● **What is asked**:
(1) In the RDKit featurization notebook, which two kinds of features does the text say will be generated for each molecule?
(2) Continue the RDKit featurization notebook from its last line.

● **Text extract**:

# 02 - Molecular Featurization with RDKit

In this step, we convert each molecule into a machine-readable numerical format using RDKit. We'll generate:
- 2D physicochemical descriptors
- Morgan fingerprints (ECFP)

These features will later be used to train machine learning models to predict pIC50 values.


## Step 1: Load Cleaned Data with SMILES

In the previous step, we already fetched the SMILES strings from ChEMBL. Now, we'll load the CSV file containing:

- molecule_chembl_id
- canonical_smiles
- pIC50

From here, we begin featurization directly using RDKit.

In [3]:
import pandas as pd

df = pd.read_csv("../data/chembl_egfr_clean.csv")
df.head()


Unnamed: 0,molecule_chembl_id,canonical_smiles,IC50,units,pIC50
0,CHEMBL68920,Cc1cc(C)c(/C=C2\C(=O)Nc3ncnc(Nc4ccc(F)c(Cl)c4)...,41.0,nM,7.387
1,CHEMBL68920,Cc1cc(C)c(/C=C2\C(=O)Nc3ncnc(Nc4ccc(F)c(Cl)c4)...,300.0,nM,6.523
2,CHEMBL68920,Cc1cc(C)c(/C=C2\C(=O)Nc3ncnc(Nc4ccc(F)c(Cl)c4)...,7820.0,nM,5.107
3,CHEMBL69960,Cc1cc(C(=O)N2CCOCC2)[nH]c1/C=C1\C(=O)Nc2ncnc(N...,170.0,nM,6.77
4,CHEMBL69960,Cc1cc(C(=O)N2CCOCC2)[nH]c1/C=C1\C(=O)Nc2ncnc(N...,40.0,nM,7.398


## Step 2: Convert SMILES to RDKit Objects

In [5]:
from rdkit import Chem

df["mol"] = df["canonical_smiles"].apply(Chem.MolFromSmiles) # Convert SMILES to RDKit Mol objects
df = df[df["mol"].notnull()]  # Remove rows with invalid SMILES

## Step 3: Generate Descriptors

Example: molecular weight, logP, number of H-bond donors.

● **Stored data**:
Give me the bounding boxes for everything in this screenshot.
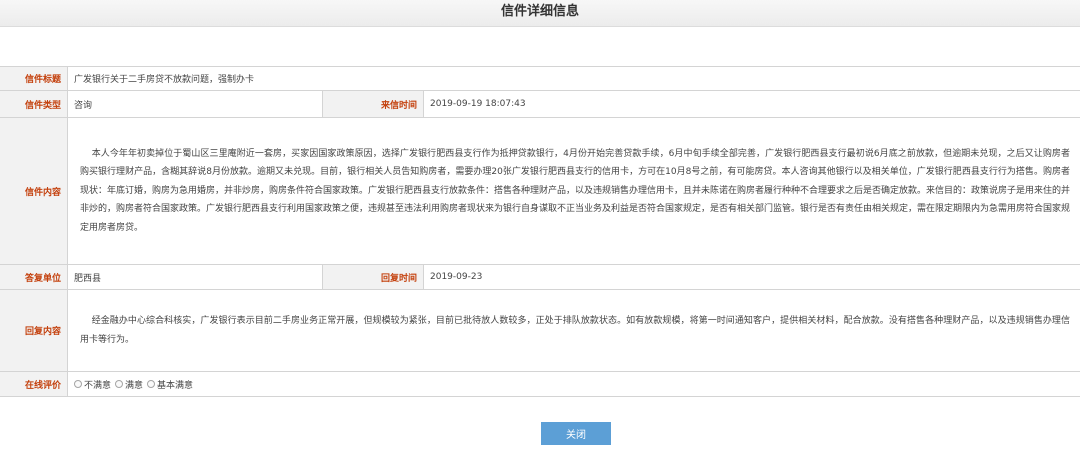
- reply-content-row: 回复内容 经金融办中心综合科核实，广发银行表示目前二手房业务正常开展，但规模较为…: [0, 290, 1080, 372]
- letter-type-label: 信件类型: [0, 91, 68, 117]
- letter-content-row: 信件内容 本人今年年初卖掉位于蜀山区三里庵附近一套房，买家因国家政策原因，选择广…: [0, 118, 1080, 265]
- evaluation-radio-group: 不满意 满意 基本满意: [74, 378, 193, 391]
- evaluation-label: 在线评价: [0, 372, 68, 396]
- radio-option-label: 基本满意: [157, 380, 194, 391]
- radio-circle-icon[interactable]: [147, 380, 156, 388]
- letter-title-row: 信件标题 广发银行关于二手房贷不放款问题，强制办卡: [0, 67, 1080, 91]
- letter-time-label: 来信时间: [322, 91, 424, 117]
- letter-content-cell: 本人今年年初卖掉位于蜀山区三里庵附近一套房，买家因国家政策原因，选择广发银行肥西…: [68, 118, 1080, 264]
- evaluation-row: 在线评价 不满意 满意 基本满意: [0, 372, 1080, 397]
- letter-type-row: 信件类型 咨询 来信时间 2019-09-19 18:07:43: [0, 91, 1080, 118]
- letter-title-value: 广发银行关于二手房贷不放款问题，强制办卡: [74, 75, 255, 85]
- evaluation-options: 不满意 满意 基本满意: [68, 372, 1080, 396]
- reply-unit-value: 肥西县: [74, 273, 102, 284]
- page-title: 信件详细信息: [0, 0, 1080, 27]
- reply-unit-label: 答复单位: [0, 265, 68, 289]
- reply-content-text: 经金融办中心综合科核实，广发银行表示目前二手房业务正常开展，但规模较为紧张，目前…: [80, 316, 1070, 345]
- radio-circle-icon[interactable]: [115, 380, 124, 388]
- radio-circle-icon[interactable]: [74, 380, 82, 388]
- letter-content-text: 本人今年年初卖掉位于蜀山区三里庵附近一套房，买家因国家政策原因，选择广发银行肥西…: [80, 148, 1071, 233]
- radio-option-satisfied[interactable]: 满意: [115, 378, 143, 391]
- reply-content-cell: 经金融办中心综合科核实，广发银行表示目前二手房业务正常开展，但规模较为紧张，目前…: [68, 290, 1080, 371]
- reply-unit-row: 答复单位 肥西县 回复时间 2019-09-23: [0, 265, 1080, 290]
- radio-option-label: 满意: [125, 380, 144, 391]
- letter-content-label: 信件内容: [0, 118, 68, 264]
- close-button[interactable]: 关闭: [541, 422, 611, 445]
- reply-time-value: 2019-09-23: [430, 272, 483, 282]
- letter-detail-form: 信件标题 广发银行关于二手房贷不放款问题，强制办卡 信件类型 咨询 来信时间 2…: [0, 66, 1080, 397]
- radio-option-unsatisfied[interactable]: 不满意: [74, 378, 111, 391]
- letter-type-value: 咨询: [74, 100, 93, 111]
- reply-time-label: 回复时间: [322, 265, 424, 289]
- radio-option-basically-satisfied[interactable]: 基本满意: [147, 378, 193, 391]
- letter-title-label: 信件标题: [0, 67, 68, 90]
- letter-time-value: 2019-09-19 18:07:43: [430, 99, 526, 109]
- radio-option-label: 不满意: [84, 380, 112, 391]
- reply-content-label: 回复内容: [0, 290, 68, 371]
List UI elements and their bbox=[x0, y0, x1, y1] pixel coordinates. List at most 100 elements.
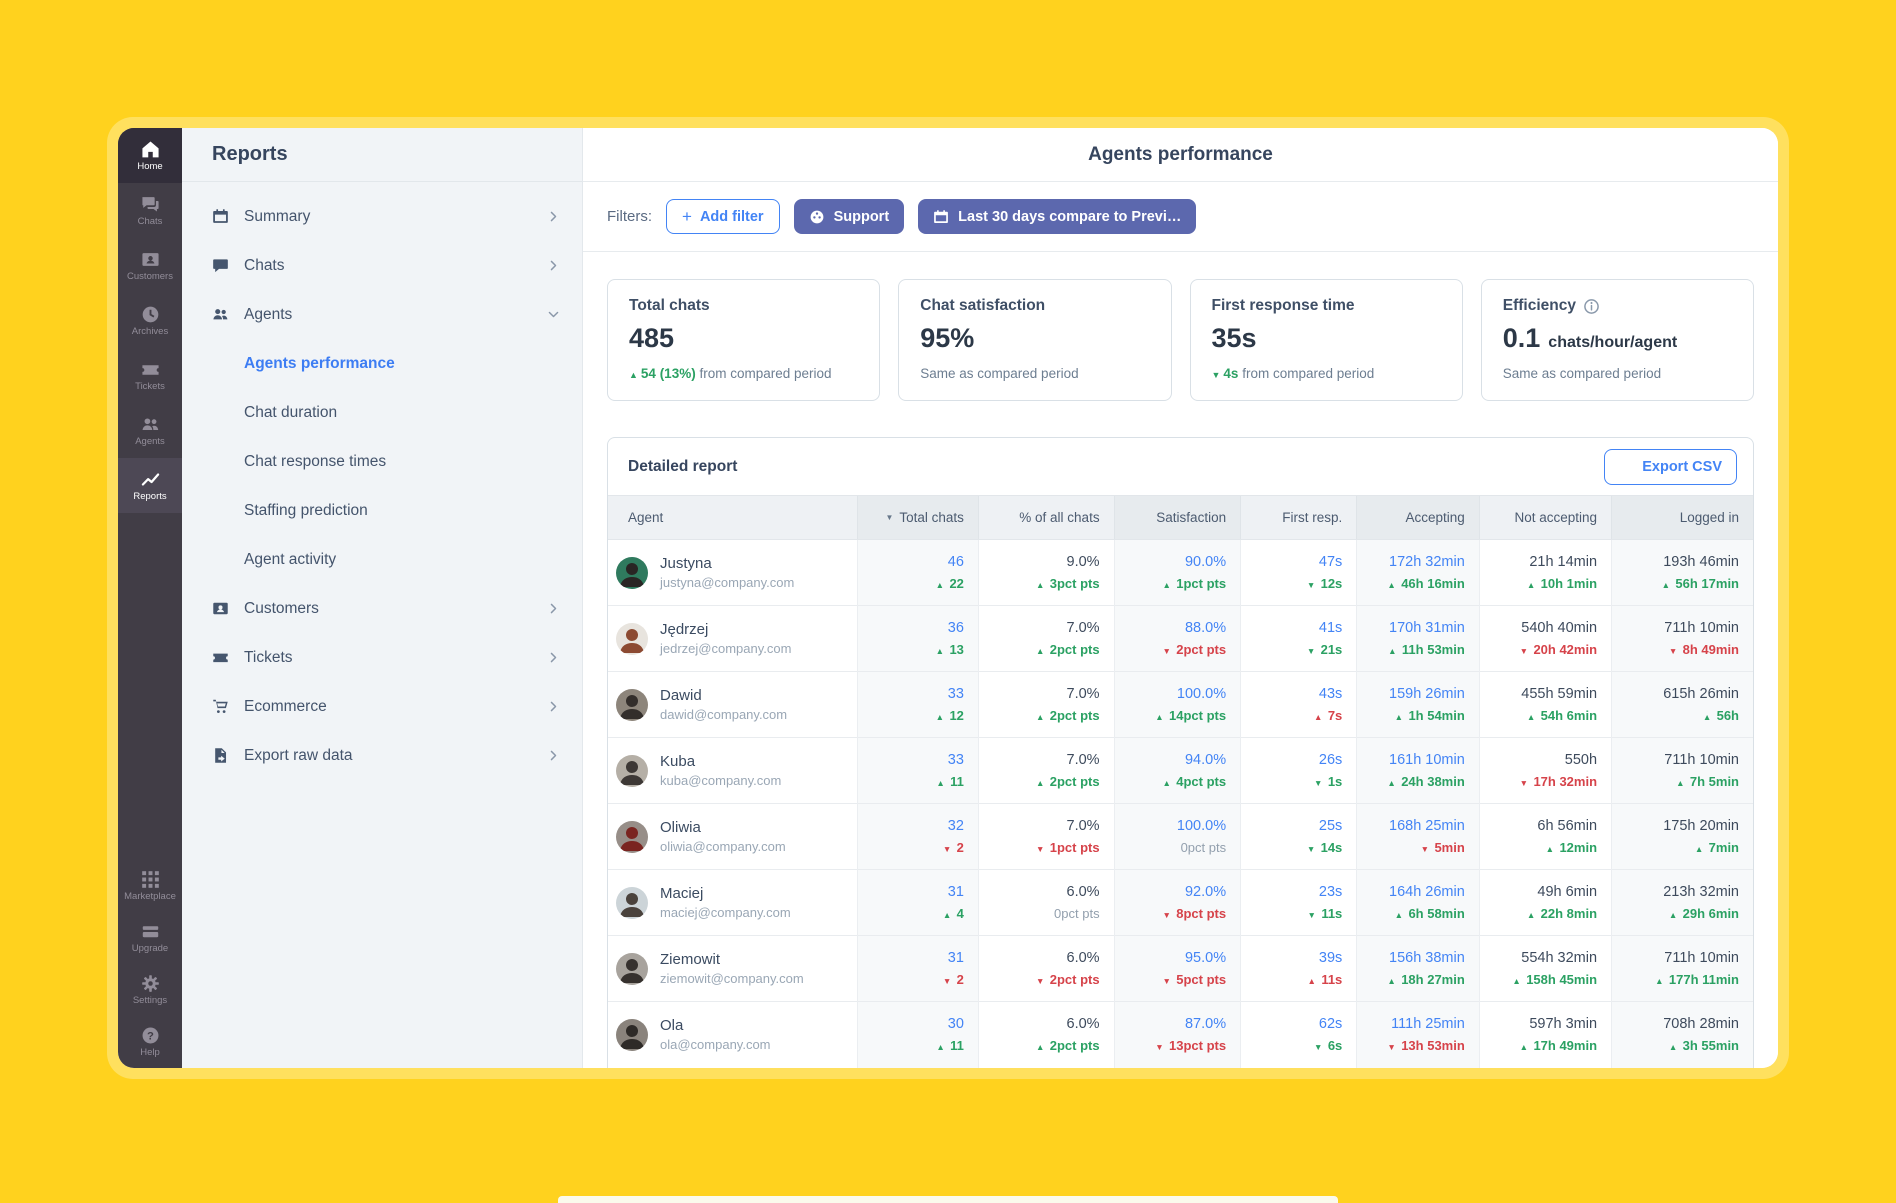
agent-info: Dawiddawid@company.com bbox=[616, 687, 849, 722]
summary-card-efficiency: Efficiency0.1chats/hour/agentSame as com… bbox=[1481, 279, 1754, 401]
sidebar-item-export-raw-data[interactable]: Export raw data bbox=[182, 731, 582, 780]
info-icon[interactable] bbox=[1583, 298, 1600, 315]
agent-name: Maciej bbox=[660, 885, 791, 902]
sidebar-subitem-chat-response-times[interactable]: Chat response times bbox=[182, 437, 582, 486]
cell-delta: ▲ 54h 6min bbox=[1494, 708, 1597, 723]
rail-item-label: Chats bbox=[138, 217, 163, 227]
cell-delta-value: 3h 55min bbox=[1683, 1038, 1739, 1053]
table-row-kuba: Kubakuba@company.com33▲ 117.0%▲ 2pct pts… bbox=[608, 738, 1753, 804]
cell-delta-value: 2pct pts bbox=[1050, 1038, 1100, 1053]
column-header-logged-in[interactable]: Logged in bbox=[1612, 496, 1753, 540]
rail-item-home[interactable]: Home bbox=[118, 128, 182, 183]
filters-label: Filters: bbox=[607, 208, 652, 225]
cell-delta-value: 21s bbox=[1321, 642, 1343, 657]
export-csv-label: Export CSV bbox=[1642, 459, 1722, 475]
filter-chip-last-30-days-compare-to-previ[interactable]: Last 30 days compare to Previ… bbox=[918, 199, 1196, 234]
column-header-label: First resp. bbox=[1282, 510, 1342, 525]
filter-chip-support[interactable]: Support bbox=[794, 199, 905, 234]
agents-table: Agent ▼Total chats% of all chatsSatisfact… bbox=[608, 495, 1753, 1068]
delta-arrow-down-icon: ▼ bbox=[943, 976, 954, 986]
add-filter-button[interactable]: + Add filter bbox=[666, 199, 780, 234]
delta-arrow-down-icon: ▼ bbox=[1036, 844, 1047, 854]
column-header-total-chats[interactable]: ▼Total chats bbox=[858, 496, 979, 540]
column-header-label: Not accepting bbox=[1514, 510, 1597, 525]
rail-item-tickets[interactable]: Tickets bbox=[118, 348, 182, 403]
detailed-report-header: Detailed report Export CSV bbox=[608, 438, 1753, 495]
sidebar-subitem-agents-performance[interactable]: Agents performance bbox=[182, 339, 582, 388]
sidebar-item-ecommerce[interactable]: Ecommerce bbox=[182, 682, 582, 731]
cell-value: 41s bbox=[1255, 620, 1342, 636]
cell-value: 7.0% bbox=[993, 818, 1100, 834]
delta-arrow-up-icon: ▲ bbox=[1155, 712, 1166, 722]
rail-item-chats[interactable]: Chats bbox=[118, 183, 182, 238]
cell-delta-value: 29h 6min bbox=[1683, 906, 1739, 921]
cell-delta-value: 22h 8min bbox=[1541, 906, 1597, 921]
cell-delta: ▲ 24h 38min bbox=[1371, 774, 1465, 789]
agent-name: Oliwia bbox=[660, 819, 786, 836]
customers-icon bbox=[141, 250, 160, 269]
delta-arrow-down-icon: ▼ bbox=[1162, 910, 1173, 920]
filter-chips: Support Last 30 days compare to Previ… bbox=[794, 199, 1197, 234]
sidebar-subitem-chat-duration[interactable]: Chat duration bbox=[182, 388, 582, 437]
sidebar-item-tickets[interactable]: Tickets bbox=[182, 633, 582, 682]
rail-item-customers[interactable]: Customers bbox=[118, 238, 182, 293]
cell-delta: ▲ 7min bbox=[1626, 840, 1739, 855]
cell-delta: 0pct pts bbox=[993, 906, 1100, 921]
delta-arrow-up-icon: ▲ bbox=[1314, 712, 1325, 722]
column-header-agent[interactable]: Agent bbox=[608, 496, 858, 540]
delta-arrow-down-icon: ▼ bbox=[1307, 646, 1318, 656]
column-header-satisfaction[interactable]: Satisfaction bbox=[1114, 496, 1241, 540]
column-header-not-accepting[interactable]: Not accepting bbox=[1479, 496, 1611, 540]
cell-first-resp: 25s▼ 14s bbox=[1241, 804, 1357, 870]
cell-logged-in: 615h 26min▲ 56h bbox=[1612, 672, 1753, 738]
sidebar-item-label: Summary bbox=[244, 208, 547, 226]
agent-cell: Olaola@company.com bbox=[608, 1002, 858, 1068]
cell-delta-value: 5pct pts bbox=[1176, 972, 1226, 987]
rail-item-archives[interactable]: Archives bbox=[118, 293, 182, 348]
cell-not-accepting: 455h 59min▲ 54h 6min bbox=[1479, 672, 1611, 738]
rail-item-help[interactable]: ?Help bbox=[118, 1016, 182, 1068]
cell-value: 175h 20min bbox=[1626, 818, 1739, 834]
sidebar-item-customers[interactable]: Customers bbox=[182, 584, 582, 633]
delta-arrow-down-icon: ▼ bbox=[1307, 844, 1318, 854]
cell-delta: ▼ 17h 32min bbox=[1494, 774, 1597, 789]
sidebar-item-agents[interactable]: Agents bbox=[182, 290, 582, 339]
cell-delta-value: 10h 1min bbox=[1541, 576, 1597, 591]
column-header-accepting[interactable]: Accepting bbox=[1357, 496, 1480, 540]
cell-not-accepting: 550h▼ 17h 32min bbox=[1479, 738, 1611, 804]
chevron-right-icon bbox=[547, 602, 560, 615]
agent-info: Olaola@company.com bbox=[616, 1017, 849, 1052]
column-header-label: Agent bbox=[628, 510, 663, 525]
column-header-of-all-chats[interactable]: % of all chats bbox=[978, 496, 1114, 540]
rail-item-agents[interactable]: Agents bbox=[118, 403, 182, 458]
cell-logged-in: 711h 10min▼ 8h 49min bbox=[1612, 606, 1753, 672]
cell-of-all-chats: 6.0%▼ 2pct pts bbox=[978, 936, 1114, 1002]
sidebar-item-chats[interactable]: Chats bbox=[182, 241, 582, 290]
agent-cell: Justynajustyna@company.com bbox=[608, 540, 858, 606]
agent-name: Justyna bbox=[660, 555, 794, 572]
filter-chip-label: Support bbox=[834, 209, 890, 225]
cell-total-chats: 36▲ 13 bbox=[858, 606, 979, 672]
column-header-first-resp[interactable]: First resp. bbox=[1241, 496, 1357, 540]
export-csv-button[interactable]: Export CSV bbox=[1604, 449, 1737, 485]
rail-item-settings[interactable]: Settings bbox=[118, 964, 182, 1016]
agent-email: oliwia@company.com bbox=[660, 839, 786, 854]
archives-icon bbox=[141, 305, 160, 324]
delta-arrow-up-icon: ▲ bbox=[936, 778, 947, 788]
cell-delta-value: 5min bbox=[1434, 840, 1464, 855]
delta-arrow-up-icon: ▲ bbox=[1676, 778, 1687, 788]
sidebar-subitem-agent-activity[interactable]: Agent activity bbox=[182, 535, 582, 584]
agent-info: Kubakuba@company.com bbox=[616, 753, 849, 788]
delta-arrow-up-icon: ▲ bbox=[1662, 580, 1673, 590]
cell-value: 172h 32min bbox=[1371, 554, 1465, 570]
detailed-report-card: Detailed report Export CSV Agent ▼Total c… bbox=[607, 437, 1754, 1068]
delta-arrow-up-icon: ▲ bbox=[1512, 976, 1523, 986]
delta-arrow-up-icon: ▲ bbox=[936, 646, 947, 656]
rail-item-upgrade[interactable]: Upgrade bbox=[118, 912, 182, 964]
rail-item-marketplace[interactable]: Marketplace bbox=[118, 860, 182, 912]
rail-item-reports[interactable]: Reports bbox=[118, 458, 182, 513]
cell-delta-value: 14s bbox=[1321, 840, 1343, 855]
chat-bubble-icon bbox=[212, 257, 229, 274]
sidebar-item-summary[interactable]: Summary bbox=[182, 192, 582, 241]
sidebar-subitem-staffing-prediction[interactable]: Staffing prediction bbox=[182, 486, 582, 535]
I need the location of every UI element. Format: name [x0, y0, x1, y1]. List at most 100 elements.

● **Set of answers**:
(1) 2D physicochemical descriptors and Morgan fingerprints (ECFP).

(2)
In [7]:
from rdkit.Chem import Descriptors

df["MolWt"] = df["mol"].apply(Descriptors.MolWt)  # Molecular weight
df["LogP"] = df["mol"].apply(Descriptors.MolLogP) # LogP (octanol-water partition coefficient)
df["NumHDonors"] = df["mol"].apply(Descriptors.NumHDonors)  # Number of hydrogen bond donors
df["NumHAcceptors"] = df["mol"].apply(Descriptors.NumHAcceptors)  # Number of hydrogen bond acceptors

## Step 4: Generate Morgan Fingerprints (ECFP4)

These are known as Extended-Connectivity Fingerprints, or ECFP. A way to numerically represent a molecule’s structure based on its substructures.

They capture circular patterns around each atom, similar to how a human might notice functional groups or atomic environments.

- The “4” in ECFP4 refers to a diameter of 4 bonds, or a radius of 2.
- This means the fingerprint captures information up to 2 bonds away from each atom.

**How it works:**

1. Start at each atom in the molecule.
2. Iteratively collect information about neighboring atoms within a certain radius (e.g., radius = 2).
3. Hash each unique substructure into a fixed-length binary vector (e.g., 2048 bits).
4. The final vector tells you which substructures are present in the molecule.
5. Each bit corresponds to a different feature or substructure.

In [8]:
from rdkit.Chem import AllChem
import numpy as np

def mol_to_fp(mol, radius=2, nBits=2048):
    fp = AllChem.GetMorganFingerprintAsBitVect(mol, radius, nBits=nBits)
    arr = np.zeros((nBits,), dtype=int)
    AllChem.DataStructs.ConvertToNumpyArray(fp, arr)
    return arr

# Convert to a matrix
fp_array = np.array([mol_to_fp(m) for m in df["mol"]])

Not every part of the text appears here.